Available records
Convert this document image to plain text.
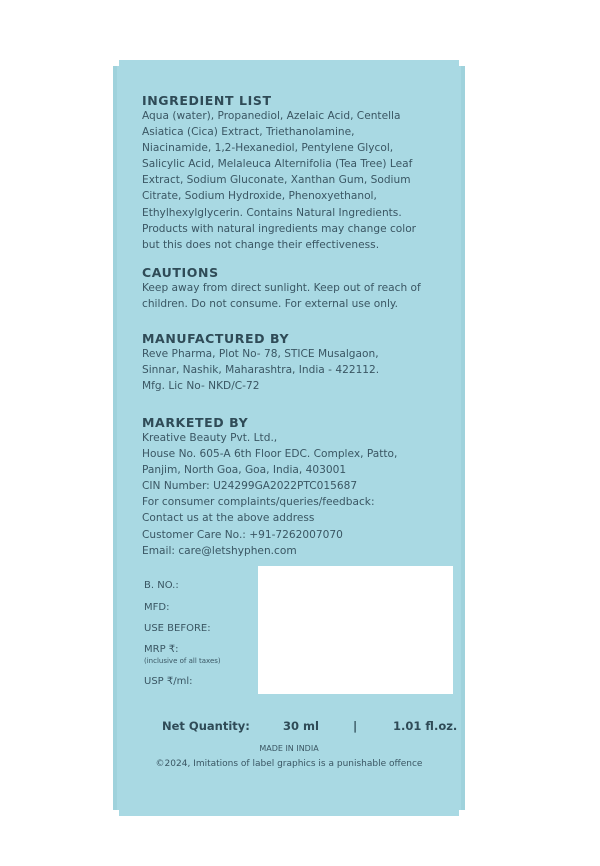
INGREDIENT LIST

Aqua (water), Propanediol, Azelaic Acid, Centella
Asiatica (Cica) Extract, Triethanolamine,
Niacinamide, 1,2-Hexanediol, Pentylene Glycol,
Salicylic Acid, Melaleuca Alternifolia (Tea Tree) Leaf
Extract, Sodium Gluconate, Xanthan Gum, Sodium
Citrate, Sodium Hydroxide, Phenoxyethanol,
Ethylhexylglycerin. Contains Natural Ingredients.
Products with natural ingredients may change color
but this does not change their effectiveness.

CAUTIONS

Keep away from direct sunlight. Keep out of reach of
children. Do not consume. For external use only.

MANUFACTURED BY

Reve Pharma, Plot No- 78, STICE Musalgaon,
Sinnar, Nashik, Maharashtra, India - 422112.
Mfg. Lic No- NKD/C-72

MARKETED BY

Kreative Beauty Pvt. Ltd.,
House No. 605-A 6th Floor EDC. Complex, Patto,
Panjim, North Goa, Goa, India, 403001
CIN Number: U24299GA2022PTC015687
For consumer complaints/queries/feedback:
Contact us at the above address
Customer Care No.: +91-7262007070
Email: care@letshyphen.com

B. NO.:
MFD:
USE BEFORE:
MRP ₹:
(inclusive of all taxes)
USP ₹/ml:
Net Quantity:	30 ml	|	1.01 fl.oz.
MADE IN INDIA
©2024, Imitations of label graphics is a punishable offence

What you will do
Say how many lines above hold the word "Extract", giving only the count.

Written response
2